**Exercise directions**:
Every line containing the string "base" should be returned from the records.

**Entries taken from a collection**:
--*--
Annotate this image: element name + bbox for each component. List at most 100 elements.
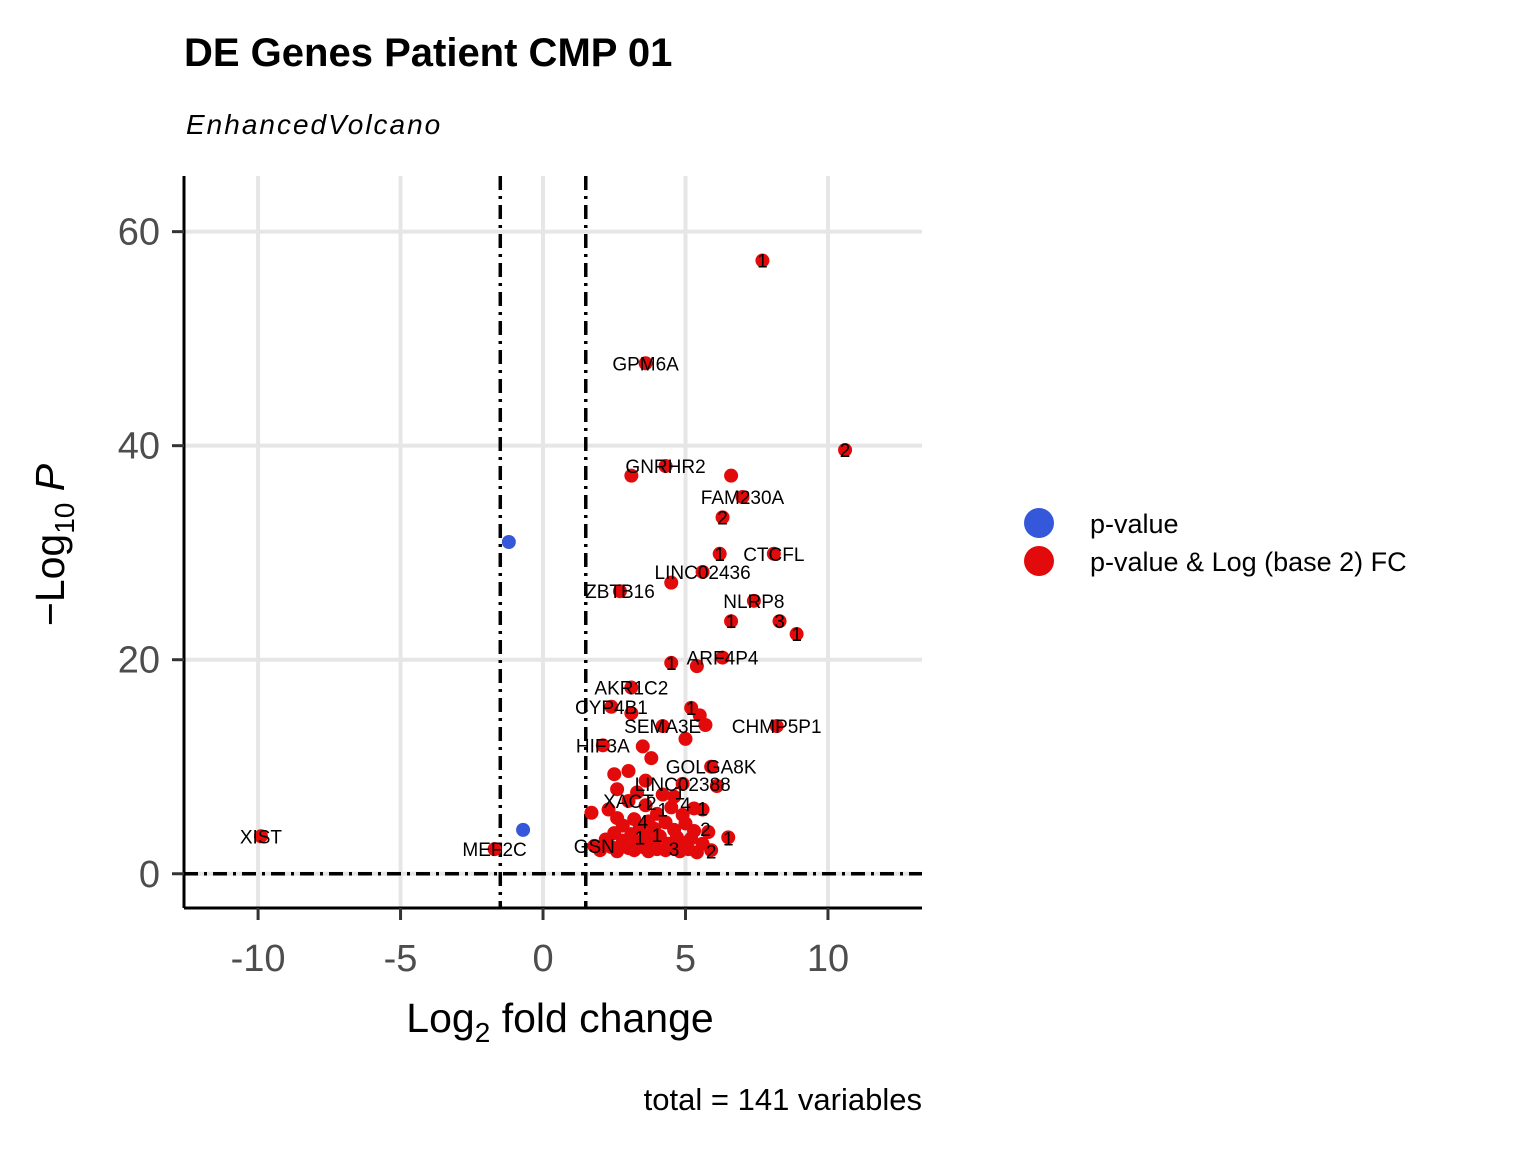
gene-label: MEF2C xyxy=(462,840,526,861)
gene-label: GNRHR2 xyxy=(625,457,705,478)
gene-label: CTCFL xyxy=(743,545,804,566)
x-tick-label: 10 xyxy=(807,938,849,980)
data-point xyxy=(658,843,673,858)
data-point xyxy=(689,659,704,674)
data-point xyxy=(678,731,693,746)
data-point xyxy=(595,738,610,753)
gene-label: XACT xyxy=(603,792,654,813)
chart-title: DE Genes Patient CMP 01 xyxy=(184,31,672,75)
data-point xyxy=(715,510,730,525)
data-point xyxy=(655,719,670,734)
gene-label: ARF4P4 xyxy=(687,649,759,670)
data-point xyxy=(704,843,719,858)
overlap-count-label: 1 xyxy=(675,783,686,804)
data-point xyxy=(704,759,719,774)
overlap-count-label: 1 xyxy=(757,252,768,273)
data-point xyxy=(698,718,713,732)
overlap-count-label: 1 xyxy=(723,829,734,850)
y-axis-title: −Log10 P xyxy=(27,463,80,626)
data-point xyxy=(655,787,670,802)
data-point xyxy=(487,842,502,857)
overlap-count-label: 2 xyxy=(717,508,728,529)
data-point xyxy=(755,253,770,268)
grid-lines xyxy=(184,176,922,908)
gene-label: GSN xyxy=(574,837,615,858)
gene-label: XIST xyxy=(240,827,283,848)
data-point xyxy=(789,627,804,642)
legend-label-both: p-value & Log (base 2) FC xyxy=(1090,547,1407,577)
data-point xyxy=(624,468,639,483)
overlap-count-label: 1 xyxy=(714,545,725,566)
data-point xyxy=(501,535,516,549)
data-point xyxy=(689,845,704,860)
gene-label: NLRP8 xyxy=(723,592,784,613)
data-point xyxy=(695,802,710,817)
overlap-count-label: 4 xyxy=(637,812,648,833)
data-point xyxy=(664,655,679,670)
data-point xyxy=(610,844,625,859)
data-point xyxy=(253,829,268,844)
x-axis-title: Log2 fold change xyxy=(406,995,713,1048)
data-point xyxy=(621,764,636,779)
gene-label: AKR1C2 xyxy=(594,679,668,700)
data-point xyxy=(766,546,781,561)
data-point xyxy=(601,802,616,817)
x-tick-label: 0 xyxy=(532,938,553,980)
data-point xyxy=(607,767,622,782)
x-tick-label: -10 xyxy=(231,938,286,980)
data-point xyxy=(695,564,710,579)
data-point xyxy=(641,844,656,859)
legend-swatch-pvalue xyxy=(1024,508,1054,538)
overlap-count-label: 2 xyxy=(840,441,851,462)
threshold-lines xyxy=(184,176,922,908)
data-point xyxy=(638,798,653,813)
overlap-count-label: 1 xyxy=(686,699,697,720)
data-point xyxy=(584,805,599,820)
overlap-count-label: 1 xyxy=(666,654,677,675)
data-point xyxy=(635,739,650,754)
data-point xyxy=(667,789,682,804)
gene-label: CYP4B1 xyxy=(575,698,648,719)
overlap-count-label: 4 xyxy=(680,795,691,816)
legend-swatch-both xyxy=(1024,546,1054,576)
data-point xyxy=(701,825,716,840)
gene-label: CHMP5P1 xyxy=(732,717,822,738)
data-point xyxy=(612,584,627,599)
gene-label: SEMA3E xyxy=(624,717,701,738)
data-point xyxy=(772,614,787,629)
data-point xyxy=(604,699,619,714)
data-point xyxy=(721,830,736,845)
overlap-count-label: 2 xyxy=(646,794,657,815)
gene-label: ZBTB16 xyxy=(585,582,655,603)
overlap-count-label: 3 xyxy=(669,840,680,861)
data-point xyxy=(664,800,679,815)
y-tick-label: 60 xyxy=(118,212,160,254)
legend-label-pvalue: p-value xyxy=(1090,509,1179,539)
overlap-count-label: 2 xyxy=(706,842,717,863)
data-point xyxy=(624,706,639,721)
data-point xyxy=(715,650,730,665)
data-point xyxy=(664,575,679,590)
overlap-count-label: 2 xyxy=(700,820,711,841)
data-point xyxy=(724,614,739,629)
data-points xyxy=(253,253,853,860)
overlap-count-label: 1 xyxy=(635,828,646,849)
data-point xyxy=(644,751,659,766)
legend: p-value p-value & Log (base 2) FC xyxy=(1024,508,1407,577)
data-point xyxy=(621,793,636,808)
data-point xyxy=(735,490,750,505)
gene-label: HIF3A xyxy=(576,736,630,757)
y-tick-label: 0 xyxy=(139,854,160,896)
chart-caption: total = 141 variables xyxy=(644,1082,922,1117)
gene-label: GOLGA8K xyxy=(666,758,757,779)
gene-label: FAM230A xyxy=(701,488,785,509)
data-point xyxy=(746,593,761,608)
y-tick-label: 40 xyxy=(118,426,160,468)
data-point xyxy=(516,822,531,837)
data-point xyxy=(769,719,784,734)
data-point xyxy=(658,459,673,474)
data-point xyxy=(610,782,625,797)
axes: -10 -5 0 5 10 0 20 40 60 xyxy=(118,176,922,980)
--*--
**Written solution**:
legend-label-both: p-value & Log (base 2) FC xyxy=(1090,547,1407,577)
legend: p-value p-value & Log (base 2) FC xyxy=(1024,508,1407,577)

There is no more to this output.